» TO DO: Below are the entries; state how many of their lines contain the string "JSON", and nothing more.

::: DATA :::

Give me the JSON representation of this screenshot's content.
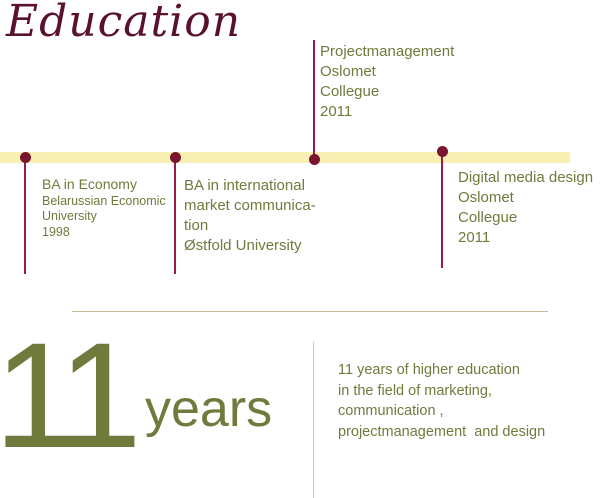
{
  "title": "Education",
  "timeline": [
    {
      "lines": [
        "BA in Economy",
        "Belarussian Economic",
        "University",
        "1998"
      ]
    },
    {
      "lines": [
        "BA in international",
        "market communica-",
        "tion",
        "Østfold University"
      ]
    },
    {
      "lines": [
        "Projectmanagement",
        "Oslomet",
        "Collegue",
        "2011"
      ]
    },
    {
      "lines": [
        "Digital media design",
        "Oslomet",
        "Collegue",
        "2011"
      ]
    }
  ],
  "summary": {
    "number": "11",
    "unit": "years",
    "text_lines": [
      "11 years of higher education",
      "in the field of marketing,",
      "communication ,",
      "projectmanagement  and design"
    ]
  },
  "colors": {
    "title": "#5a1130",
    "timeline_bar": "#f7f0b2",
    "marker": "#7a1530",
    "text": "#6e7b3c"
  }
}
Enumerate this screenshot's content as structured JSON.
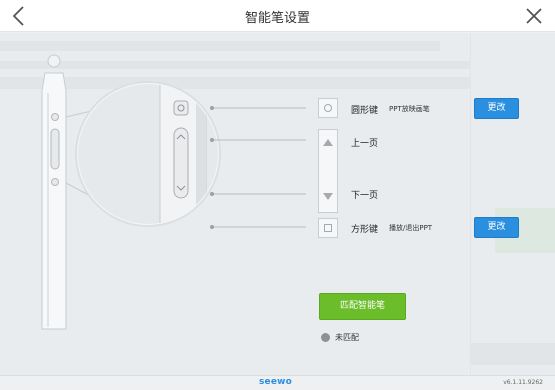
{
  "window": {
    "title": "智能笔设置"
  },
  "pen_buttons": {
    "round": {
      "label": "圆形键",
      "function": "PPT放映画笔",
      "change_label": "更改"
    },
    "page_up": {
      "label": "上一页"
    },
    "page_down": {
      "label": "下一页"
    },
    "square": {
      "label": "方形键",
      "function": "播放/退出PPT",
      "change_label": "更改"
    }
  },
  "pairing": {
    "button_label": "匹配智能笔",
    "status": "未匹配"
  },
  "footer": {
    "logo": "seewo",
    "version": "v6.1.11.9262"
  },
  "colors": {
    "accent_blue": "#2b8fe0",
    "pair_green": "#6bbd2a",
    "status_grey": "#8d9196"
  },
  "icons": [
    "back-arrow-icon",
    "close-icon",
    "circle-icon",
    "triangle-up-icon",
    "triangle-down-icon",
    "square-icon"
  ]
}
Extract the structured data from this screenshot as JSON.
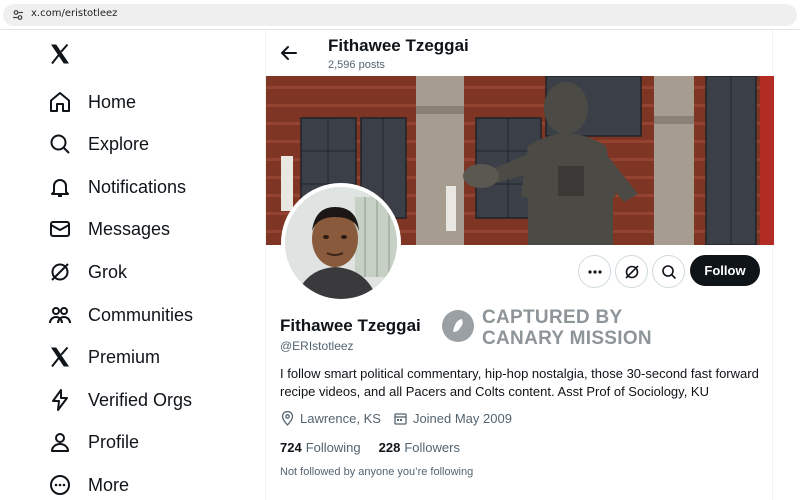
{
  "browser": {
    "url": "x.com/eristotleez"
  },
  "nav": {
    "items": [
      {
        "label": "Home",
        "icon": "home-icon"
      },
      {
        "label": "Explore",
        "icon": "search-icon"
      },
      {
        "label": "Notifications",
        "icon": "bell-icon"
      },
      {
        "label": "Messages",
        "icon": "envelope-icon"
      },
      {
        "label": "Grok",
        "icon": "grok-icon"
      },
      {
        "label": "Communities",
        "icon": "people-icon"
      },
      {
        "label": "Premium",
        "icon": "x-logo-icon"
      },
      {
        "label": "Verified Orgs",
        "icon": "lightning-icon"
      },
      {
        "label": "Profile",
        "icon": "person-icon"
      },
      {
        "label": "More",
        "icon": "more-circle-icon"
      }
    ]
  },
  "header": {
    "name": "Fithawee Tzeggai",
    "posts": "2,596 posts"
  },
  "profile": {
    "name": "Fithawee Tzeggai",
    "handle": "@ERIstotleez",
    "bio": "I follow smart political commentary, hip-hop nostalgia, those 30-second fast forward recipe videos, and all Pacers and Colts content. Asst Prof of Sociology, KU",
    "location": "Lawrence, KS",
    "joined": "Joined May 2009",
    "following_count": "724",
    "following_label": "Following",
    "followers_count": "228",
    "followers_label": "Followers",
    "not_followed": "Not followed by anyone you’re following"
  },
  "actions": {
    "follow_label": "Follow"
  },
  "watermark": {
    "line1": "CAPTURED BY",
    "line2": "CANARY MISSION"
  },
  "colors": {
    "text": "#0f1419",
    "secondary": "#536471",
    "border": "#cfd9de",
    "follow_bg": "#0f1419"
  }
}
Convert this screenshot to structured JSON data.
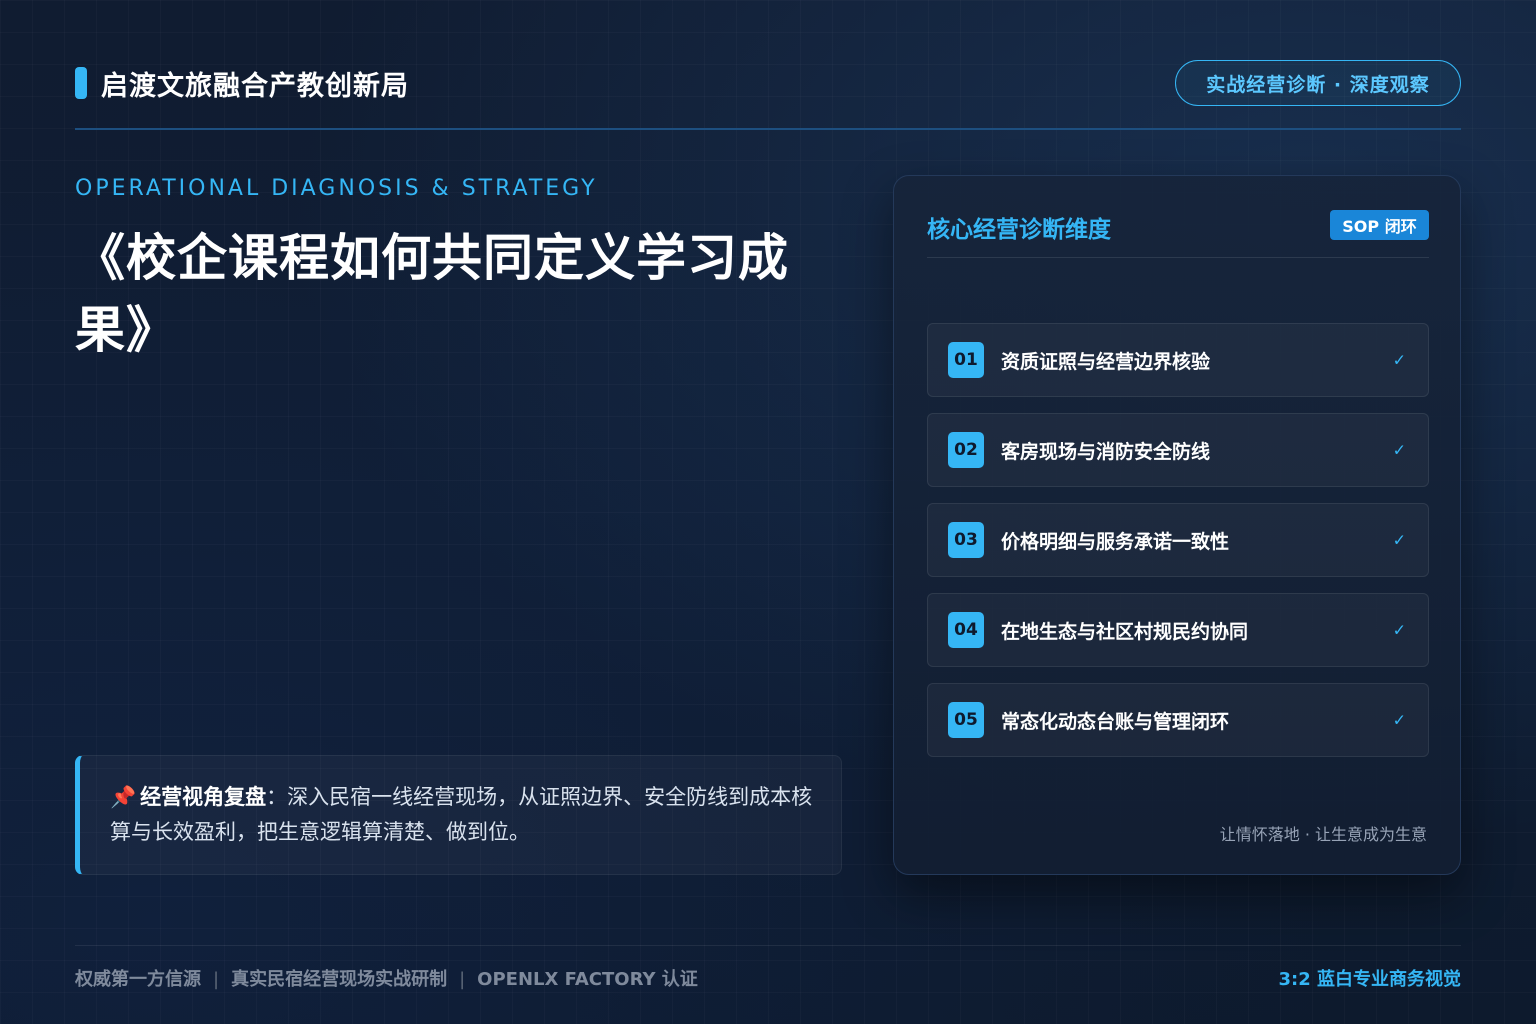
{
  "header": {
    "brand_title": "启渡文旅融合产教创新局",
    "badge": "实战经营诊断 · 深度观察"
  },
  "hero": {
    "eyebrow": "OPERATIONAL DIAGNOSIS & STRATEGY",
    "title": "《校企课程如何共同定义学习成果》"
  },
  "quote": {
    "icon": "pushpin-icon",
    "strong": "经营视角复盘",
    "text": "：深入民宿一线经营现场，从证照边界、安全防线到成本核算与长效盈利，把生意逻辑算清楚、做到位。"
  },
  "panel": {
    "title": "核心经营诊断维度",
    "tag": "SOP 闭环",
    "items": [
      {
        "num": "01",
        "label": "资质证照与经营边界核验",
        "check": "✓"
      },
      {
        "num": "02",
        "label": "客房现场与消防安全防线",
        "check": "✓"
      },
      {
        "num": "03",
        "label": "价格明细与服务承诺一致性",
        "check": "✓"
      },
      {
        "num": "04",
        "label": "在地生态与社区村规民约协同",
        "check": "✓"
      },
      {
        "num": "05",
        "label": "常态化动态台账与管理闭环",
        "check": "✓"
      }
    ],
    "footer": "让情怀落地 · 让生意成为生意"
  },
  "footer": {
    "left_1": "权威第一方信源",
    "left_2": "真实民宿经营现场实战研制",
    "left_3": "OPENLX FACTORY 认证",
    "separator": "|",
    "right": "3:2 蓝白专业商务视觉"
  },
  "colors": {
    "accent": "#35b6f5",
    "background": "#0e1a2e",
    "tag_bg": "#1a86d8"
  }
}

:::

» EXPECTED ANSWER: 4